[Short task]
Tally the lines that include the word "title" and reply with nothing but the total.

[Data for processing]
## BEGIN
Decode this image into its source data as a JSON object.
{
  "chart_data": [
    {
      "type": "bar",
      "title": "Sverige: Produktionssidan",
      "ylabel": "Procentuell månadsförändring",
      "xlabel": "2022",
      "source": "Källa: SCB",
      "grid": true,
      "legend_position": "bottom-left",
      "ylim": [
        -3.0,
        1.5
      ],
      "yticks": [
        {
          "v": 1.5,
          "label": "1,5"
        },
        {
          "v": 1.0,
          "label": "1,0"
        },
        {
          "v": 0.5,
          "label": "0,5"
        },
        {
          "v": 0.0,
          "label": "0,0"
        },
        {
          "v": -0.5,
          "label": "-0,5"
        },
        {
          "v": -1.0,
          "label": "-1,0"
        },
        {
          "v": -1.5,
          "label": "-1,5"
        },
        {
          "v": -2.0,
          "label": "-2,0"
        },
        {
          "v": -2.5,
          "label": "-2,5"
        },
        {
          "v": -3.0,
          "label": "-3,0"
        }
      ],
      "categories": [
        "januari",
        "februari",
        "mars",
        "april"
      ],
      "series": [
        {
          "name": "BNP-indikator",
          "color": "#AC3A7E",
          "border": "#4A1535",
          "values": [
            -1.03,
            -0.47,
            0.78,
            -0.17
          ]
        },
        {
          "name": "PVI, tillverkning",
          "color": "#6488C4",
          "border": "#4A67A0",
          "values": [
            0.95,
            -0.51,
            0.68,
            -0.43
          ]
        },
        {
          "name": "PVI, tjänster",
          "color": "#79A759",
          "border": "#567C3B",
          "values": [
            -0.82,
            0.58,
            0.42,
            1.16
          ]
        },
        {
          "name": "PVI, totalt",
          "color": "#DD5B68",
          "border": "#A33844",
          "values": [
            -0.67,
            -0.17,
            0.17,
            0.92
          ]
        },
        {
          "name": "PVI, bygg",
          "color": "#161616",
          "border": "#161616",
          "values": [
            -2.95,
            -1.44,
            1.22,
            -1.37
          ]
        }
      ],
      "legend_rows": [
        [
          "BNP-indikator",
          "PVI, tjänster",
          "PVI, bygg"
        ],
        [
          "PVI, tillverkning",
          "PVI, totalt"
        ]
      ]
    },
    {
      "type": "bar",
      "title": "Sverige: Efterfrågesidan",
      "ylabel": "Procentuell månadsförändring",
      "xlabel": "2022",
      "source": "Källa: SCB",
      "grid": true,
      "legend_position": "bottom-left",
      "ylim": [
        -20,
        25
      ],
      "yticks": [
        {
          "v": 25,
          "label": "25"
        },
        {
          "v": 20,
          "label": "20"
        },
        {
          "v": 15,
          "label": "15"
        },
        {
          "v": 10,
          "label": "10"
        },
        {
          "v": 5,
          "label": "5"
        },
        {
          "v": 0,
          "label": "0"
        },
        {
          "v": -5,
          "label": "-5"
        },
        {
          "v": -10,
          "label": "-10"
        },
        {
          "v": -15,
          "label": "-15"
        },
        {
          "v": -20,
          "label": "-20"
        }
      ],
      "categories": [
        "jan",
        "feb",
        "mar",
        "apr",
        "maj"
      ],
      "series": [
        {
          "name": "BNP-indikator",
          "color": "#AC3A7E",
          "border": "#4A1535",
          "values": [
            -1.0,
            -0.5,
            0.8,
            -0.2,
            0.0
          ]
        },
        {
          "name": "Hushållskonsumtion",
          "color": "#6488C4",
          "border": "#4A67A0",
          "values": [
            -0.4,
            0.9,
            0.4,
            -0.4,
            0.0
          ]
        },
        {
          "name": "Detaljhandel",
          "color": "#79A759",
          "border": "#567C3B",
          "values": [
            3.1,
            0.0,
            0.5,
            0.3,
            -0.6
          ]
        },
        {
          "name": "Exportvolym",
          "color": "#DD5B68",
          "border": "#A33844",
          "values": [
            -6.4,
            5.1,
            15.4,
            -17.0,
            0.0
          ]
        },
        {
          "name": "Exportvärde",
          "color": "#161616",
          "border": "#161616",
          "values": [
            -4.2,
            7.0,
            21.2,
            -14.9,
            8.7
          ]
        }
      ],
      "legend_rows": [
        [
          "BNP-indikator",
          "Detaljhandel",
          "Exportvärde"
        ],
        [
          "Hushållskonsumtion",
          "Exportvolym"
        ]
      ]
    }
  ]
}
## END
[Response below]
2